- The request:
Copy, from the entries below, each line where the word "JSON" can be found.

Part of a data file
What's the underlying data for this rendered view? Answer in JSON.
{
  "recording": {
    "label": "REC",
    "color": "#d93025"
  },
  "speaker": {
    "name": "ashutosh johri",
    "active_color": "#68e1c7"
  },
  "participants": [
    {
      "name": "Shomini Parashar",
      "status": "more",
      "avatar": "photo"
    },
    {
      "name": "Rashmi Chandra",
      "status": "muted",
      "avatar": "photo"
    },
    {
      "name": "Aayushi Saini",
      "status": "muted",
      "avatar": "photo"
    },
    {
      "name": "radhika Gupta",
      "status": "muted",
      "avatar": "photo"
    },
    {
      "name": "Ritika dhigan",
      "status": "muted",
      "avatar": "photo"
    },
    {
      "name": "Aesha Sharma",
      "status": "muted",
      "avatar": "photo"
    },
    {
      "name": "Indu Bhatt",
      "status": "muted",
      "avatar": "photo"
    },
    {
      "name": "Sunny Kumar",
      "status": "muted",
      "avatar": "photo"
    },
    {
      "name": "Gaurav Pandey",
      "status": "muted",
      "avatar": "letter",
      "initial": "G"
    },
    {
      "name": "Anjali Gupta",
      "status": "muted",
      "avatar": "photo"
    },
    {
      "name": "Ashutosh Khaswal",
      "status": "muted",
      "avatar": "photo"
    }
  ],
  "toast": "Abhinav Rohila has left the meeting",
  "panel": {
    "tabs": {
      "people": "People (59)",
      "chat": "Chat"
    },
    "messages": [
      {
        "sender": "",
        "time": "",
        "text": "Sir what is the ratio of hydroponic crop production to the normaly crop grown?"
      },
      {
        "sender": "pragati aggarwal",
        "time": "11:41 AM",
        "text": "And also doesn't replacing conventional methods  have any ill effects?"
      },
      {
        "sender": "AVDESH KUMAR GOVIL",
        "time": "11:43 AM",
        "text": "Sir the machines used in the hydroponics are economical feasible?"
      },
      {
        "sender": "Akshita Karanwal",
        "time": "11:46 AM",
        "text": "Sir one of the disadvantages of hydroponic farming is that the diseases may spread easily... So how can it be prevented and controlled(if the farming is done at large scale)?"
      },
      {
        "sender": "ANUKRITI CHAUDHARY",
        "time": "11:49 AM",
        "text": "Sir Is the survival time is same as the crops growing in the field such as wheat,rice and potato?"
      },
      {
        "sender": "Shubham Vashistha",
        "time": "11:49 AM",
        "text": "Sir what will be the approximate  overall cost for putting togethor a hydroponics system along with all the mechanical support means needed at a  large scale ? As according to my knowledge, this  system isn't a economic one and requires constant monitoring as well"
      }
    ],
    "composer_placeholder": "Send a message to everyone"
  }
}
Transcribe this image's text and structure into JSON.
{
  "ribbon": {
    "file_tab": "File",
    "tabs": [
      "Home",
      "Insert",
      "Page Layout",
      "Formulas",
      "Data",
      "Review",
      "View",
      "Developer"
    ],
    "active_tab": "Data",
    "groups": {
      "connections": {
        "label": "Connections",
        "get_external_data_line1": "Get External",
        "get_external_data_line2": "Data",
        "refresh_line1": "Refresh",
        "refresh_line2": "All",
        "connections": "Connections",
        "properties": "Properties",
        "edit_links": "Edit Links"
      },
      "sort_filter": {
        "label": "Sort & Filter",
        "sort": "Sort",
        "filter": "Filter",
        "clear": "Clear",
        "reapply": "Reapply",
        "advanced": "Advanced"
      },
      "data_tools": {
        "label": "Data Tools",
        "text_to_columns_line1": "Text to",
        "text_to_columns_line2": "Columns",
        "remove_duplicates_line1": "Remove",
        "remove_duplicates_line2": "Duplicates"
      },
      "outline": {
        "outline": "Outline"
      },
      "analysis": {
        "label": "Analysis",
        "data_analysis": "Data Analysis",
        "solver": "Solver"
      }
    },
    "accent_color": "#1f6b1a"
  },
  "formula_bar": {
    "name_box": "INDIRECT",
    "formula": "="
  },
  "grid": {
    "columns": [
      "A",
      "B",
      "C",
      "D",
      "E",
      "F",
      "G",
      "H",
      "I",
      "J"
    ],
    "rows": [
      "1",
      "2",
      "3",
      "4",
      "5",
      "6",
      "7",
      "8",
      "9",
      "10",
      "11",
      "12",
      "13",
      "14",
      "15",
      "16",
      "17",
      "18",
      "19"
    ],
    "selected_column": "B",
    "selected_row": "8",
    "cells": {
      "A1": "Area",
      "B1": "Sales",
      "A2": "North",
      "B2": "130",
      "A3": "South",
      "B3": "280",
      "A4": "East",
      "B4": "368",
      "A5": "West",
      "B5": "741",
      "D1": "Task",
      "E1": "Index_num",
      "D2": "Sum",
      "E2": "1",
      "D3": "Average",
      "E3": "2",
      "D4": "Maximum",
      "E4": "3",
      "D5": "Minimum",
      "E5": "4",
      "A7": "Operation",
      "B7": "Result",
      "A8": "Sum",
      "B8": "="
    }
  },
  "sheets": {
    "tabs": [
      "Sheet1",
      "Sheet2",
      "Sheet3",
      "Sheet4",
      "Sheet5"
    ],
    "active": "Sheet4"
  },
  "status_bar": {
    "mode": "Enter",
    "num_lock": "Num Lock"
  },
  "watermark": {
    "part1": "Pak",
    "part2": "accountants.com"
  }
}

- Task solution:
What's the underlying data for this rendered view? Answer in JSON.
Transcribe this image's text and structure into JSON.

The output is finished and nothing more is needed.